Output all of the records exactly as written.
- - -
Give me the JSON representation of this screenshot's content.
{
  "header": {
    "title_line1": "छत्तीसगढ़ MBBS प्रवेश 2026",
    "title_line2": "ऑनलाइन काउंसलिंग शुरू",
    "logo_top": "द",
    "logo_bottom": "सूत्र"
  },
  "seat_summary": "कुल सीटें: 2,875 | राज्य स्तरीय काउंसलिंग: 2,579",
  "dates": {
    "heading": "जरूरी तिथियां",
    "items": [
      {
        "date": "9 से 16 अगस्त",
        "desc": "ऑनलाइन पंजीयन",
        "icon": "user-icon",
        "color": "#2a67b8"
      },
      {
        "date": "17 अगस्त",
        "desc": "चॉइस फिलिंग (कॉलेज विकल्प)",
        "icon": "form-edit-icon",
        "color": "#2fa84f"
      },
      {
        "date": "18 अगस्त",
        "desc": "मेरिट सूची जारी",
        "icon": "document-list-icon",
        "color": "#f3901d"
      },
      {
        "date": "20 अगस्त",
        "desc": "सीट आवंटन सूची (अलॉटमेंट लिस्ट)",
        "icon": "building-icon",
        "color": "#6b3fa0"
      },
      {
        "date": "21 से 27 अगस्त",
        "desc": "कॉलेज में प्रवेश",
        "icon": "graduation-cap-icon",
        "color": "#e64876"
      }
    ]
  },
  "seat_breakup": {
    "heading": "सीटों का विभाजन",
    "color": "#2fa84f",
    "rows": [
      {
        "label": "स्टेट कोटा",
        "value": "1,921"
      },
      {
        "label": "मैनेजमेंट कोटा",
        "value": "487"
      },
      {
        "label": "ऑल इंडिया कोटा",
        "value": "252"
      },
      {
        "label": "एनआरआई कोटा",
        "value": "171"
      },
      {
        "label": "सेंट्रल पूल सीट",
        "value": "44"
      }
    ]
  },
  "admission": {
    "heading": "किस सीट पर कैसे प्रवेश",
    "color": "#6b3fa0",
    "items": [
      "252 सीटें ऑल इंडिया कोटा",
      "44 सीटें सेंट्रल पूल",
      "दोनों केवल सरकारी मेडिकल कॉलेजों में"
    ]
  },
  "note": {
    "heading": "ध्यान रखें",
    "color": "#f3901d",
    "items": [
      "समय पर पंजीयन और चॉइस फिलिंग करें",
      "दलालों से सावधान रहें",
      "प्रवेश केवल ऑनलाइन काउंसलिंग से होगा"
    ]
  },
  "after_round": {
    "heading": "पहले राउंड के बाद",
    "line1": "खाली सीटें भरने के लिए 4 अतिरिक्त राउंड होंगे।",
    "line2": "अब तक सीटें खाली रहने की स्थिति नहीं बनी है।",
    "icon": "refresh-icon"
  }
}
- - -
## Complete output
Give me the JSON representation of this screenshot's content.
{
  "header": {
    "title_line1": "छत्तीसगढ़ MBBS प्रवेश 2026",
    "title_line2": "ऑनलाइन काउंसलिंग शुरू",
    "logo_top": "द",
    "logo_bottom": "सूत्र"
  },
  "seat_summary": "कुल सीटें: 2,875 | राज्य स्तरीय काउंसलिंग: 2,579",
  "dates": {
    "heading": "जरूरी तिथियां",
    "items": [
      {
        "date": "9 से 16 अगस्त",
        "desc": "ऑनलाइन पंजीयन",
        "icon": "user-icon",
        "color": "#2a67b8"
      },
      {
        "date": "17 अगस्त",
        "desc": "चॉइस फिलिंग (कॉलेज विकल्प)",
        "icon": "form-edit-icon",
        "color": "#2fa84f"
      },
      {
        "date": "18 अगस्त",
        "desc": "मेरिट सूची जारी",
        "icon": "document-list-icon",
        "color": "#f3901d"
      },
      {
        "date": "20 अगस्त",
        "desc": "सीट आवंटन सूची (अलॉटमेंट लिस्ट)",
        "icon": "building-icon",
        "color": "#6b3fa0"
      },
      {
        "date": "21 से 27 अगस्त",
        "desc": "कॉलेज में प्रवेश",
        "icon": "graduation-cap-icon",
        "color": "#e64876"
      }
    ]
  },
  "seat_breakup": {
    "heading": "सीटों का विभाजन",
    "color": "#2fa84f",
    "rows": [
      {
        "label": "स्टेट कोटा",
        "value": "1,921"
      },
      {
        "label": "मैनेजमेंट कोटा",
        "value": "487"
      },
      {
        "label": "ऑल इंडिया कोटा",
        "value": "252"
      },
      {
        "label": "एनआरआई कोटा",
        "value": "171"
      },
      {
        "label": "सेंट्रल पूल सीट",
        "value": "44"
      }
    ]
  },
  "admission": {
    "heading": "किस सीट पर कैसे प्रवेश",
    "color": "#6b3fa0",
    "items": [
      "252 सीटें ऑल इंडिया कोटा",
      "44 सीटें सेंट्रल पूल",
      "दोनों केवल सरकारी मेडिकल कॉलेजों में"
    ]
  },
  "note": {
    "heading": "ध्यान रखें",
    "color": "#f3901d",
    "items": [
      "समय पर पंजीयन और चॉइस फिलिंग करें",
      "दलालों से सावधान रहें",
      "प्रवेश केवल ऑनलाइन काउंसलिंग से होगा"
    ]
  },
  "after_round": {
    "heading": "पहले राउंड के बाद",
    "line1": "खाली सीटें भरने के लिए 4 अतिरिक्त राउंड होंगे।",
    "line2": "अब तक सीटें खाली रहने की स्थिति नहीं बनी है।",
    "icon": "refresh-icon"
  }
}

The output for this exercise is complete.